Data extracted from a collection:
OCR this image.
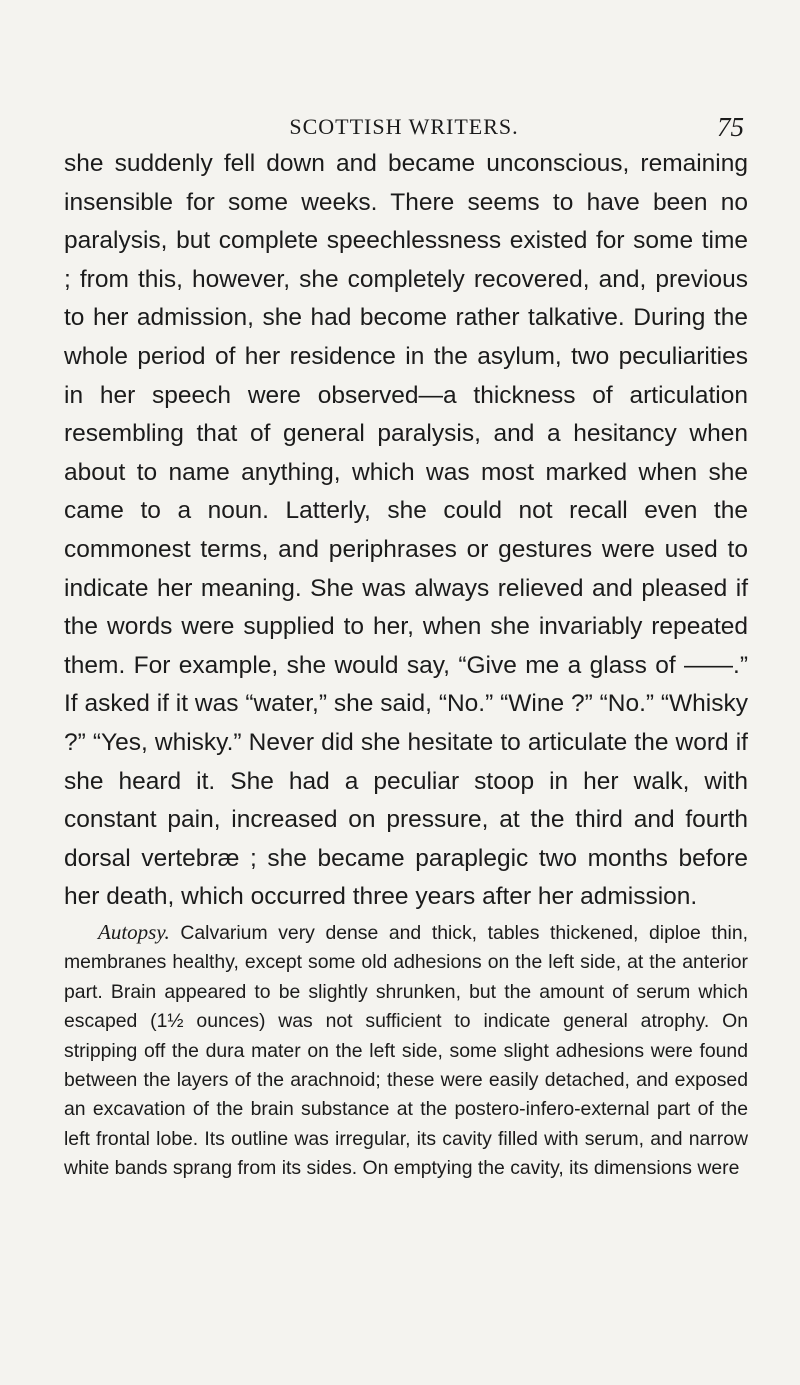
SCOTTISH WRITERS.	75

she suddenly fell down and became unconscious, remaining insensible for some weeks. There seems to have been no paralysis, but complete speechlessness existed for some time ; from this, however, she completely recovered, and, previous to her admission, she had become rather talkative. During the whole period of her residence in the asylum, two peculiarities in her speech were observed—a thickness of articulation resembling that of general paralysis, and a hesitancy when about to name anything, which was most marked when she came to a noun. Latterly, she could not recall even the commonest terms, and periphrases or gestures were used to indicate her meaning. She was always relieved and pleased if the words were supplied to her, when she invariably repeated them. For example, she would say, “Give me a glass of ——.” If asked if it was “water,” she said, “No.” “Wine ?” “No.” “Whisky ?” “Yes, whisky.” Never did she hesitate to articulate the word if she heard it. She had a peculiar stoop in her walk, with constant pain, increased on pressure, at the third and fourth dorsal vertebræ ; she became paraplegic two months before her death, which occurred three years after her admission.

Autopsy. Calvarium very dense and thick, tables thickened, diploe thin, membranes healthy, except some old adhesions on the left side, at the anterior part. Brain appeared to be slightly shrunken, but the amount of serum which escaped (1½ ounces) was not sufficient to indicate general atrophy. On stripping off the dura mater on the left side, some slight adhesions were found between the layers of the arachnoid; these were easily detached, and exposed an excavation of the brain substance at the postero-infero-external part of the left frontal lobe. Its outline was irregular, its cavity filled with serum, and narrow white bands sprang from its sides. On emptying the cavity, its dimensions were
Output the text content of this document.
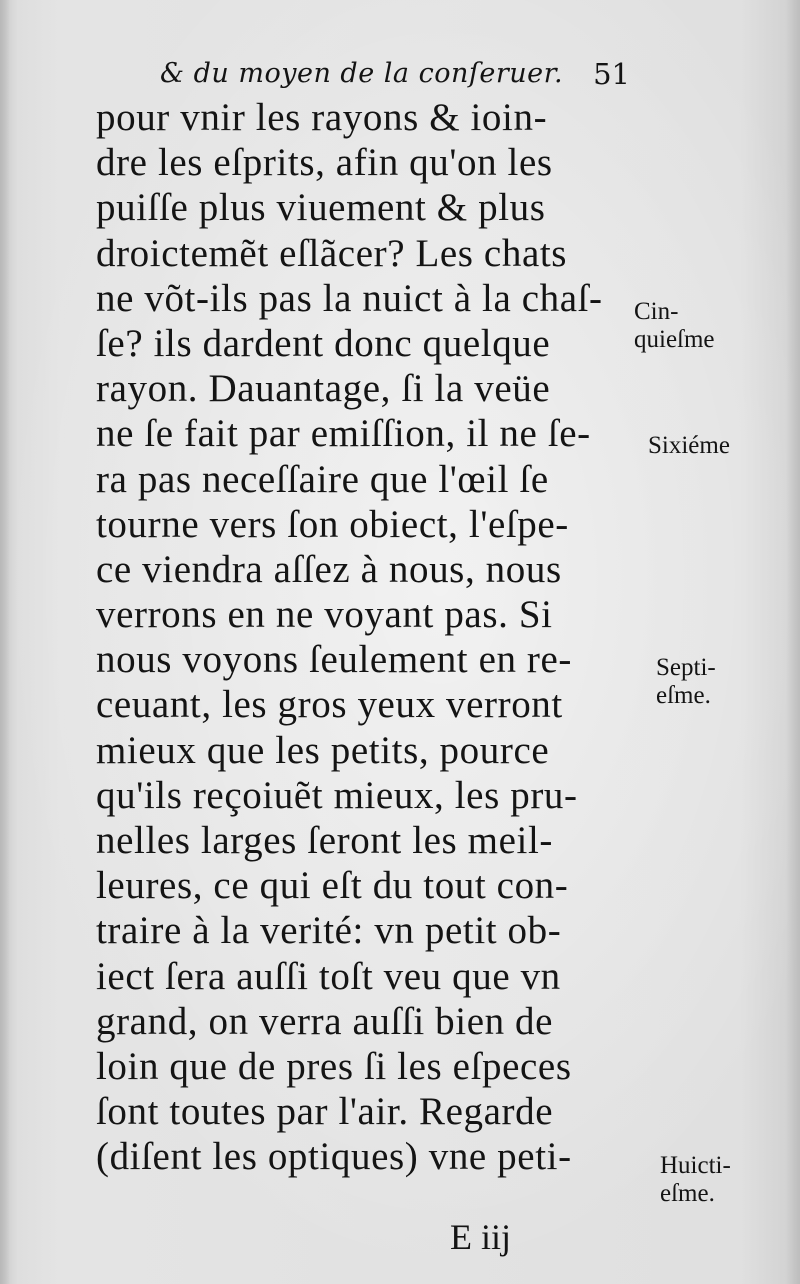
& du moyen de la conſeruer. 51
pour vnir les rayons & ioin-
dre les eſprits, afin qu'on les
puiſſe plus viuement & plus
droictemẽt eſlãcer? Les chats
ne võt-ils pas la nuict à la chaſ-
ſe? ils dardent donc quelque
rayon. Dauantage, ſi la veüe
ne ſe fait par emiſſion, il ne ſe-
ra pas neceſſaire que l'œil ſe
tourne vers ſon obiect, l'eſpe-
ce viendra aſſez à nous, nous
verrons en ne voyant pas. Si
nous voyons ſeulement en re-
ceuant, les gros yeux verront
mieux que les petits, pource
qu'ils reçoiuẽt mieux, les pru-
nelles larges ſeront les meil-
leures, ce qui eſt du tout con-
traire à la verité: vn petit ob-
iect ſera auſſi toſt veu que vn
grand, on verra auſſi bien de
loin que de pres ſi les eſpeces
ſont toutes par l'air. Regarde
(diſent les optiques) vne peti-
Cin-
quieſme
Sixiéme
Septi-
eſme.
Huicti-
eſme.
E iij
--
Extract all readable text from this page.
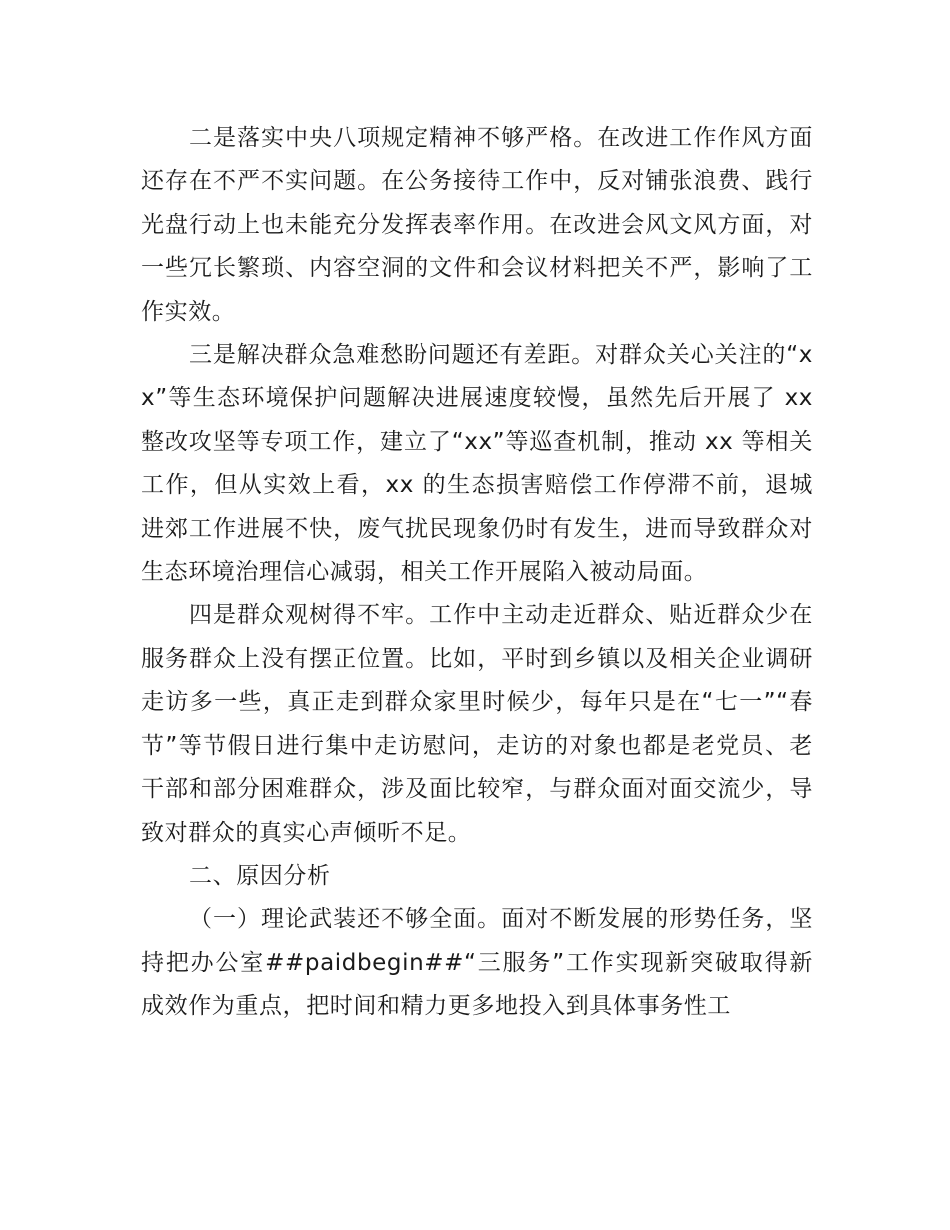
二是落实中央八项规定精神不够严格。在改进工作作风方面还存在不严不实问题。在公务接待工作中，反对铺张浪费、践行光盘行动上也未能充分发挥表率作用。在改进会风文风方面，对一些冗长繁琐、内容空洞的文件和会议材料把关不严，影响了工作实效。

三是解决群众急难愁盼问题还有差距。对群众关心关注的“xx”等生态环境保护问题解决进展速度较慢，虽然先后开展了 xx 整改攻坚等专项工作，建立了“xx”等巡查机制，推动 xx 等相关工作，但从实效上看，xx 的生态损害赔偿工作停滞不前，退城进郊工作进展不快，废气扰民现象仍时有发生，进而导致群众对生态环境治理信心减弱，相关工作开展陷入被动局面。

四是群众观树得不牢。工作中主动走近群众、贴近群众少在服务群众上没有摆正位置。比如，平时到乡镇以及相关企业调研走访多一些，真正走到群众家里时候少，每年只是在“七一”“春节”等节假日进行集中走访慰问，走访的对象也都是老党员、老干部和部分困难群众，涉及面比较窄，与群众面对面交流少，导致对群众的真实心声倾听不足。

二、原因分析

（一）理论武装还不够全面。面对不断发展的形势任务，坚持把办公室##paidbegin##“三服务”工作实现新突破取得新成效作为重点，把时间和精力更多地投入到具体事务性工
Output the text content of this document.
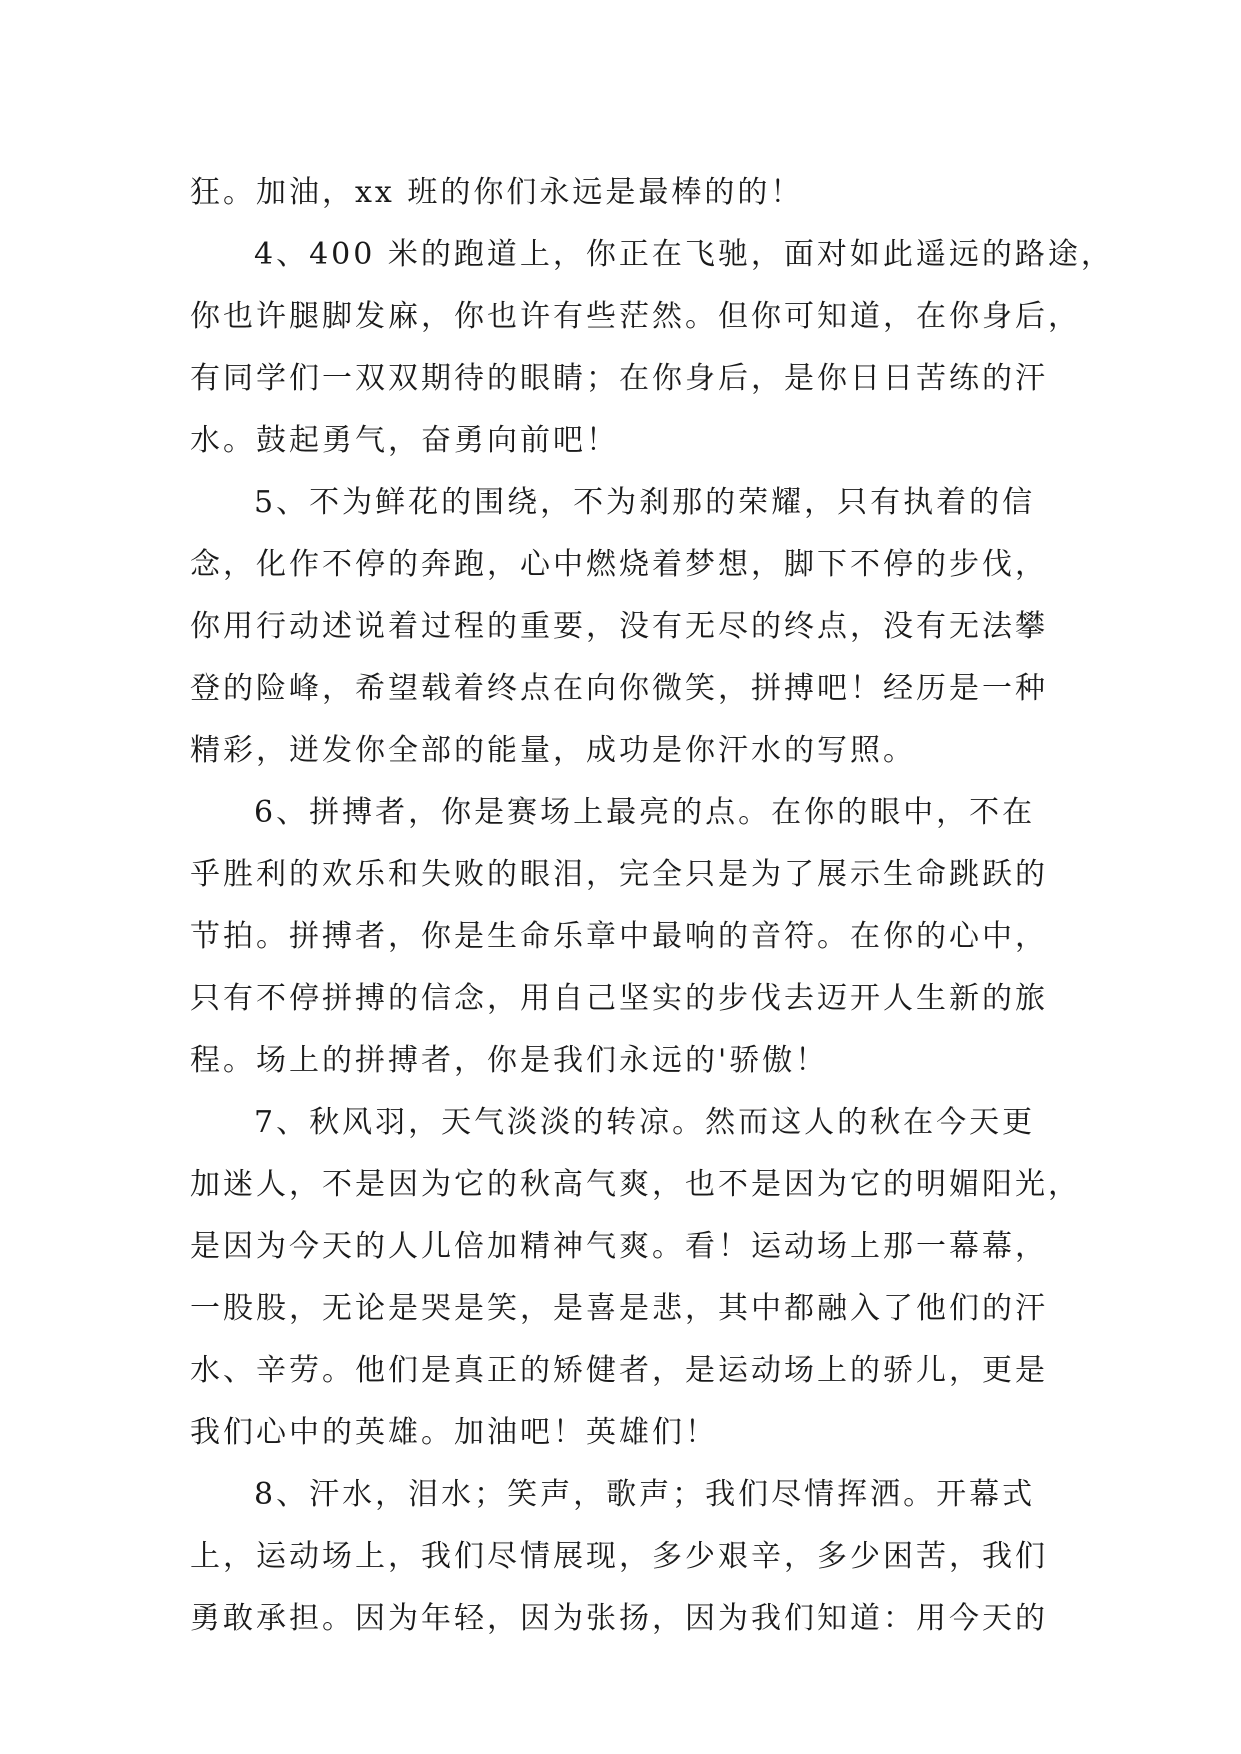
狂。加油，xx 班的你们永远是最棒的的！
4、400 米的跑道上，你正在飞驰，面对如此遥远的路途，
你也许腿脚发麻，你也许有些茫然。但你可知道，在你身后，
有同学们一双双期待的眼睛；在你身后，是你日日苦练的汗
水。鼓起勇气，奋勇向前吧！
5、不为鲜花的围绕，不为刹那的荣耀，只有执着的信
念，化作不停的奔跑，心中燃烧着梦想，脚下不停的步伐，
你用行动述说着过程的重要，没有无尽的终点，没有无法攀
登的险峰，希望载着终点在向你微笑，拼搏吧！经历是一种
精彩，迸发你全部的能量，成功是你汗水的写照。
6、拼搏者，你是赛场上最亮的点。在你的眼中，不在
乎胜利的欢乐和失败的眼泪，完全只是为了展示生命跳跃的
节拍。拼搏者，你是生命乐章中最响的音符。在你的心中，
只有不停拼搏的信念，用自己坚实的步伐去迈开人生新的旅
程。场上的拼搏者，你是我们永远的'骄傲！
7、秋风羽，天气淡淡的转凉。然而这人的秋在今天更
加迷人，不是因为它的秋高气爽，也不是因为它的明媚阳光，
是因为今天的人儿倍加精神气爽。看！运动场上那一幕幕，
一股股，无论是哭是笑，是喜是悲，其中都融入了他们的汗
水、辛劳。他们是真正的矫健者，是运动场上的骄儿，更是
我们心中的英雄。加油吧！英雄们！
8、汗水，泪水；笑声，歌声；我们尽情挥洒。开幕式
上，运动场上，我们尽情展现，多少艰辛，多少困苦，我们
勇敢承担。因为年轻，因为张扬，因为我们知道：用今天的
---
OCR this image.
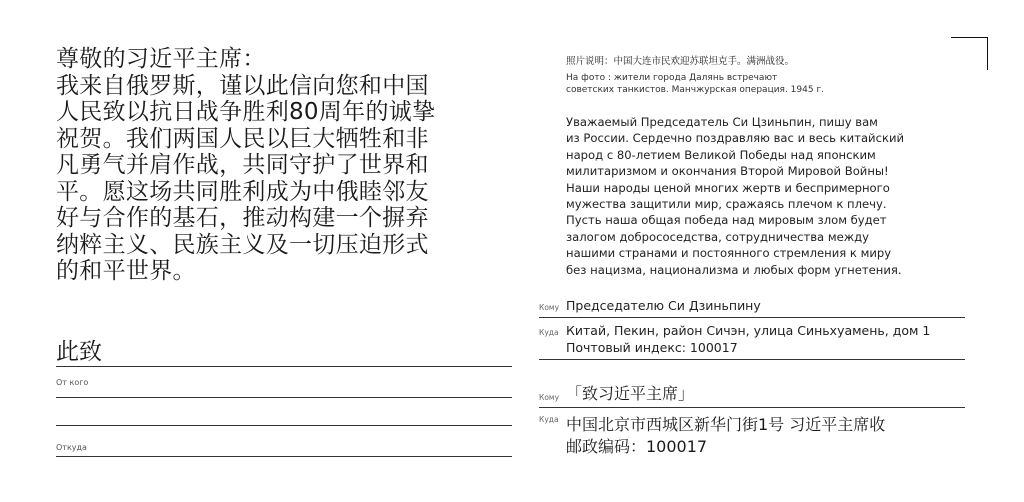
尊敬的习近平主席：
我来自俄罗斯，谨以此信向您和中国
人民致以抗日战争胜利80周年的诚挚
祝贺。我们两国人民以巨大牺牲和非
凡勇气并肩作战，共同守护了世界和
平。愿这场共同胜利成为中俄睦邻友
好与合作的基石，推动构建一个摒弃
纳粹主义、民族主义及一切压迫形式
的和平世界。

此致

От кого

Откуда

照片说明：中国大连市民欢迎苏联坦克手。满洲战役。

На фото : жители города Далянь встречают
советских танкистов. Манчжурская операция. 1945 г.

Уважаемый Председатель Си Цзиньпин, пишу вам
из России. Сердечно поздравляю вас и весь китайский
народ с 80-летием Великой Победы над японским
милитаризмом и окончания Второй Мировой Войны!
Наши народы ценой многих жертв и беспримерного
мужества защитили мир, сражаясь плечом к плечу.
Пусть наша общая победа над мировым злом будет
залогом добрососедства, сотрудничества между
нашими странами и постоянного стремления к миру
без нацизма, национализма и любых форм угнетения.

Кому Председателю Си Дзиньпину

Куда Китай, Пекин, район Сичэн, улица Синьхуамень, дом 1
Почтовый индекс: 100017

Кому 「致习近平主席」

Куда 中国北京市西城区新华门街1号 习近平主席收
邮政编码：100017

### Problem description
In the records above, locate the lines holding the word "在你身后". Copy each of them.

### In response
你也许腿脚发麻，你也许有些茫然。但你可知道，在你身后，
有同学们一双双期待的眼睛；在你身后，是你日日苦练的汗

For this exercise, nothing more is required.